▸ **Chart and figure data**:
----

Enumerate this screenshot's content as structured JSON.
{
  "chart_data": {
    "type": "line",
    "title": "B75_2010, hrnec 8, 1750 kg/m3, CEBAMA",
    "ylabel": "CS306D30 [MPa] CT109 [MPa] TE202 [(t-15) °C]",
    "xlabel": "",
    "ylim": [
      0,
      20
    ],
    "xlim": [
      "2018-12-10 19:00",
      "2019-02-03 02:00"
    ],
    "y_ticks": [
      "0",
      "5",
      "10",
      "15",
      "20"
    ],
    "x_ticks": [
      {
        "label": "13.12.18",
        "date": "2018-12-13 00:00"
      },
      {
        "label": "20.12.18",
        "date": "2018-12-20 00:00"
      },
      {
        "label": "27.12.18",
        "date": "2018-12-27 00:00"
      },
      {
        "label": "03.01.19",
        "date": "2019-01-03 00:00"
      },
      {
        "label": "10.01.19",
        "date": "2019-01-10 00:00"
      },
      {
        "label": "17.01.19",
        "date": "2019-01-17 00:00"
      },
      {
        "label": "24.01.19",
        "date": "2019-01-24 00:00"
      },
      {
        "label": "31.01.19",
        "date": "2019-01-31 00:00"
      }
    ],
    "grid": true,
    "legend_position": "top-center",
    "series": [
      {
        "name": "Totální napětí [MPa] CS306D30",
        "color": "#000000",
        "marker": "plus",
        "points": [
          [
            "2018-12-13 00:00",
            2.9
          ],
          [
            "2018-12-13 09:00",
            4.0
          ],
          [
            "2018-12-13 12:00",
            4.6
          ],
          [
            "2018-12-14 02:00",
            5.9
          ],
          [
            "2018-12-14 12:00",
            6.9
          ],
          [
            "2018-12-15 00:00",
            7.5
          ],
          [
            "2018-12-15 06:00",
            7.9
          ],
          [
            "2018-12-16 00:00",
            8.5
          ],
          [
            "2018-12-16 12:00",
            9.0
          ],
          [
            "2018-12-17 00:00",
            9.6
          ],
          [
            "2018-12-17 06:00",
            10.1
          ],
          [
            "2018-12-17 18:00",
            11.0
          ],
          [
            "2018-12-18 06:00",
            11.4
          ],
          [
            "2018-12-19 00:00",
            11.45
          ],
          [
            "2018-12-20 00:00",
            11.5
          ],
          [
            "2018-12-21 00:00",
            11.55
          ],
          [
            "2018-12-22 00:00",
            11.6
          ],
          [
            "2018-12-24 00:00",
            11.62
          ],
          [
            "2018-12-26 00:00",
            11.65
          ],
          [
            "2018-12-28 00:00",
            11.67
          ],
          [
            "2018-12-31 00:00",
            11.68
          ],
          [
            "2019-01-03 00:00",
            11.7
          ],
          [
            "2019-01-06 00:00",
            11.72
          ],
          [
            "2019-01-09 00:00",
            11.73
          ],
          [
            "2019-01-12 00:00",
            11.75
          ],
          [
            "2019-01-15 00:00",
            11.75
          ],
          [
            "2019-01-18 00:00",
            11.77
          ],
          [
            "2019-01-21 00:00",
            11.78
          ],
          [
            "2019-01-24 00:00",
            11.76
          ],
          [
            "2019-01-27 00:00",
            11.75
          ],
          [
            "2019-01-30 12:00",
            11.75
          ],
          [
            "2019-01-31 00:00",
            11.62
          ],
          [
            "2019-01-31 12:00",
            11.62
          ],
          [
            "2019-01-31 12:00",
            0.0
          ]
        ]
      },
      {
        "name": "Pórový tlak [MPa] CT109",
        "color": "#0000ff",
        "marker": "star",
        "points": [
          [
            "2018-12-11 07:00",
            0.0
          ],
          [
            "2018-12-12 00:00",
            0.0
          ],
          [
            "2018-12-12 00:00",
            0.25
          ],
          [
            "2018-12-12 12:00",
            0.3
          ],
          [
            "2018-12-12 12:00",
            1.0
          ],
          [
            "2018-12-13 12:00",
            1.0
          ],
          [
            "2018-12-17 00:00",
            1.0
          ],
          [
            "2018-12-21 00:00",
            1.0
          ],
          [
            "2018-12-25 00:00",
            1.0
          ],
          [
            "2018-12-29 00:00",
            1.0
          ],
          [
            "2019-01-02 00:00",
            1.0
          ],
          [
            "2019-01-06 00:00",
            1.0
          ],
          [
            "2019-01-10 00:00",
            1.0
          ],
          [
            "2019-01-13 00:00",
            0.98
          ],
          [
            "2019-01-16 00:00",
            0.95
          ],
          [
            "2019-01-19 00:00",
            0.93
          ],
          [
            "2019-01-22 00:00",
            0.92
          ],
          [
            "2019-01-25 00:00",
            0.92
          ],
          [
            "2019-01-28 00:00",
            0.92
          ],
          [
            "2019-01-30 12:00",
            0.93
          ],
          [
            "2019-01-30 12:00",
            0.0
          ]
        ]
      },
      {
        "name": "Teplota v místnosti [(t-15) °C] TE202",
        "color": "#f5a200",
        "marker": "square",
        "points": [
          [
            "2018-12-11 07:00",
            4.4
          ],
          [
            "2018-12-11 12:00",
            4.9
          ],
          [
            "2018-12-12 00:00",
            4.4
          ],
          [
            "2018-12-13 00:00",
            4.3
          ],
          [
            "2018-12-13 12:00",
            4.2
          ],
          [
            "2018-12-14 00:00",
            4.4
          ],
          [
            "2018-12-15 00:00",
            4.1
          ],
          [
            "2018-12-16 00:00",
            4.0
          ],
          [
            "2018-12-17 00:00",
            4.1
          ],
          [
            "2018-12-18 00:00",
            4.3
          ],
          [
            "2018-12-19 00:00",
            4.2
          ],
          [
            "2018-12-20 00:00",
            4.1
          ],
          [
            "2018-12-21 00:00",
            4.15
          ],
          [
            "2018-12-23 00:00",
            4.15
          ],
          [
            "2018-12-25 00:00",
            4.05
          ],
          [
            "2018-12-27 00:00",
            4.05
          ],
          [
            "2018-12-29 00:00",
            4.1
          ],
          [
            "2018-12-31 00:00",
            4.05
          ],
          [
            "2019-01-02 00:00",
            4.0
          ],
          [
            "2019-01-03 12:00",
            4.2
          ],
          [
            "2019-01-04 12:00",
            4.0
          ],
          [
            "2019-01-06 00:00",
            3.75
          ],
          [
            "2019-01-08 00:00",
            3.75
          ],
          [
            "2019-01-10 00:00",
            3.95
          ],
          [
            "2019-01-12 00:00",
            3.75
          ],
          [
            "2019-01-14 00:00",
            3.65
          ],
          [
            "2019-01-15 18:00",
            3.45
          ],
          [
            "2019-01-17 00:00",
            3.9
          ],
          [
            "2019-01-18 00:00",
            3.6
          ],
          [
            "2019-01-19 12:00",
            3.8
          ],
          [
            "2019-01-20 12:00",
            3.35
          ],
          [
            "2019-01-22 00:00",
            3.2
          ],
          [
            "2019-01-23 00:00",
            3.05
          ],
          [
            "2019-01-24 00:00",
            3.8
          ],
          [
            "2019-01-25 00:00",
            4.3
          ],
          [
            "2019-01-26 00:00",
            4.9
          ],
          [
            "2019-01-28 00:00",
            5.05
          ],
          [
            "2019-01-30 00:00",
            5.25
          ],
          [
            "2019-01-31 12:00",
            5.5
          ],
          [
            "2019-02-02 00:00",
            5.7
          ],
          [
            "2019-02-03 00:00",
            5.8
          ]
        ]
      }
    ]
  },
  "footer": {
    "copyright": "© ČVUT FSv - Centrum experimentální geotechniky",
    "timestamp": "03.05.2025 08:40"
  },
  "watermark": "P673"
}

----

▸ **DO THIS**:
Return all the data above once more, precisely as given.

▸ **RESPONSE TO THE EXERCISE**:
Enumerate this screenshot's content as structured JSON.
{
  "chart_data": {
    "type": "line",
    "title": "B75_2010, hrnec 8, 1750 kg/m3, CEBAMA",
    "ylabel": "CS306D30 [MPa] CT109 [MPa] TE202 [(t-15) °C]",
    "xlabel": "",
    "ylim": [
      0,
      20
    ],
    "xlim": [
      "2018-12-10 19:00",
      "2019-02-03 02:00"
    ],
    "y_ticks": [
      "0",
      "5",
      "10",
      "15",
      "20"
    ],
    "x_ticks": [
      {
        "label": "13.12.18",
        "date": "2018-12-13 00:00"
      },
      {
        "label": "20.12.18",
        "date": "2018-12-20 00:00"
      },
      {
        "label": "27.12.18",
        "date": "2018-12-27 00:00"
      },
      {
        "label": "03.01.19",
        "date": "2019-01-03 00:00"
      },
      {
        "label": "10.01.19",
        "date": "2019-01-10 00:00"
      },
      {
        "label": "17.01.19",
        "date": "2019-01-17 00:00"
      },
      {
        "label": "24.01.19",
        "date": "2019-01-24 00:00"
      },
      {
        "label": "31.01.19",
        "date": "2019-01-31 00:00"
      }
    ],
    "grid": true,
    "legend_position": "top-center",
    "series": [
      {
        "name": "Totální napětí [MPa] CS306D30",
        "color": "#000000",
        "marker": "plus",
        "points": [
          [
            "2018-12-13 00:00",
            2.9
          ],
          [
            "2018-12-13 09:00",
            4.0
          ],
          [
            "2018-12-13 12:00",
            4.6
          ],
          [
            "2018-12-14 02:00",
            5.9
          ],
          [
            "2018-12-14 12:00",
            6.9
          ],
          [
            "2018-12-15 00:00",
            7.5
          ],
          [
            "2018-12-15 06:00",
            7.9
          ],
          [
            "2018-12-16 00:00",
            8.5
          ],
          [
            "2018-12-16 12:00",
            9.0
          ],
          [
            "2018-12-17 00:00",
            9.6
          ],
          [
            "2018-12-17 06:00",
            10.1
          ],
          [
            "2018-12-17 18:00",
            11.0
          ],
          [
            "2018-12-18 06:00",
            11.4
          ],
          [
            "2018-12-19 00:00",
            11.45
          ],
          [
            "2018-12-20 00:00",
            11.5
          ],
          [
            "2018-12-21 00:00",
            11.55
          ],
          [
            "2018-12-22 00:00",
            11.6
          ],
          [
            "2018-12-24 00:00",
            11.62
          ],
          [
            "2018-12-26 00:00",
            11.65
          ],
          [
            "2018-12-28 00:00",
            11.67
          ],
          [
            "2018-12-31 00:00",
            11.68
          ],
          [
            "2019-01-03 00:00",
            11.7
          ],
          [
            "2019-01-06 00:00",
            11.72
          ],
          [
            "2019-01-09 00:00",
            11.73
          ],
          [
            "2019-01-12 00:00",
            11.75
          ],
          [
            "2019-01-15 00:00",
            11.75
          ],
          [
            "2019-01-18 00:00",
            11.77
          ],
          [
            "2019-01-21 00:00",
            11.78
          ],
          [
            "2019-01-24 00:00",
            11.76
          ],
          [
            "2019-01-27 00:00",
            11.75
          ],
          [
            "2019-01-30 12:00",
            11.75
          ],
          [
            "2019-01-31 00:00",
            11.62
          ],
          [
            "2019-01-31 12:00",
            11.62
          ],
          [
            "2019-01-31 12:00",
            0.0
          ]
        ]
      },
      {
        "name": "Pórový tlak [MPa] CT109",
        "color": "#0000ff",
        "marker": "star",
        "points": [
          [
            "2018-12-11 07:00",
            0.0
          ],
          [
            "2018-12-12 00:00",
            0.0
          ],
          [
            "2018-12-12 00:00",
            0.25
          ],
          [
            "2018-12-12 12:00",
            0.3
          ],
          [
            "2018-12-12 12:00",
            1.0
          ],
          [
            "2018-12-13 12:00",
            1.0
          ],
          [
            "2018-12-17 00:00",
            1.0
          ],
          [
            "2018-12-21 00:00",
            1.0
          ],
          [
            "2018-12-25 00:00",
            1.0
          ],
          [
            "2018-12-29 00:00",
            1.0
          ],
          [
            "2019-01-02 00:00",
            1.0
          ],
          [
            "2019-01-06 00:00",
            1.0
          ],
          [
            "2019-01-10 00:00",
            1.0
          ],
          [
            "2019-01-13 00:00",
            0.98
          ],
          [
            "2019-01-16 00:00",
            0.95
          ],
          [
            "2019-01-19 00:00",
            0.93
          ],
          [
            "2019-01-22 00:00",
            0.92
          ],
          [
            "2019-01-25 00:00",
            0.92
          ],
          [
            "2019-01-28 00:00",
            0.92
          ],
          [
            "2019-01-30 12:00",
            0.93
          ],
          [
            "2019-01-30 12:00",
            0.0
          ]
        ]
      },
      {
        "name": "Teplota v místnosti [(t-15) °C] TE202",
        "color": "#f5a200",
        "marker": "square",
        "points": [
          [
            "2018-12-11 07:00",
            4.4
          ],
          [
            "2018-12-11 12:00",
            4.9
          ],
          [
            "2018-12-12 00:00",
            4.4
          ],
          [
            "2018-12-13 00:00",
            4.3
          ],
          [
            "2018-12-13 12:00",
            4.2
          ],
          [
            "2018-12-14 00:00",
            4.4
          ],
          [
            "2018-12-15 00:00",
            4.1
          ],
          [
            "2018-12-16 00:00",
            4.0
          ],
          [
            "2018-12-17 00:00",
            4.1
          ],
          [
            "2018-12-18 00:00",
            4.3
          ],
          [
            "2018-12-19 00:00",
            4.2
          ],
          [
            "2018-12-20 00:00",
            4.1
          ],
          [
            "2018-12-21 00:00",
            4.15
          ],
          [
            "2018-12-23 00:00",
            4.15
          ],
          [
            "2018-12-25 00:00",
            4.05
          ],
          [
            "2018-12-27 00:00",
            4.05
          ],
          [
            "2018-12-29 00:00",
            4.1
          ],
          [
            "2018-12-31 00:00",
            4.05
          ],
          [
            "2019-01-02 00:00",
            4.0
          ],
          [
            "2019-01-03 12:00",
            4.2
          ],
          [
            "2019-01-04 12:00",
            4.0
          ],
          [
            "2019-01-06 00:00",
            3.75
          ],
          [
            "2019-01-08 00:00",
            3.75
          ],
          [
            "2019-01-10 00:00",
            3.95
          ],
          [
            "2019-01-12 00:00",
            3.75
          ],
          [
            "2019-01-14 00:00",
            3.65
          ],
          [
            "2019-01-15 18:00",
            3.45
          ],
          [
            "2019-01-17 00:00",
            3.9
          ],
          [
            "2019-01-18 00:00",
            3.6
          ],
          [
            "2019-01-19 12:00",
            3.8
          ],
          [
            "2019-01-20 12:00",
            3.35
          ],
          [
            "2019-01-22 00:00",
            3.2
          ],
          [
            "2019-01-23 00:00",
            3.05
          ],
          [
            "2019-01-24 00:00",
            3.8
          ],
          [
            "2019-01-25 00:00",
            4.3
          ],
          [
            "2019-01-26 00:00",
            4.9
          ],
          [
            "2019-01-28 00:00",
            5.05
          ],
          [
            "2019-01-30 00:00",
            5.25
          ],
          [
            "2019-01-31 12:00",
            5.5
          ],
          [
            "2019-02-02 00:00",
            5.7
          ],
          [
            "2019-02-03 00:00",
            5.8
          ]
        ]
      }
    ]
  },
  "footer": {
    "copyright": "© ČVUT FSv - Centrum experimentální geotechniky",
    "timestamp": "03.05.2025 08:40"
  },
  "watermark": "P673"
}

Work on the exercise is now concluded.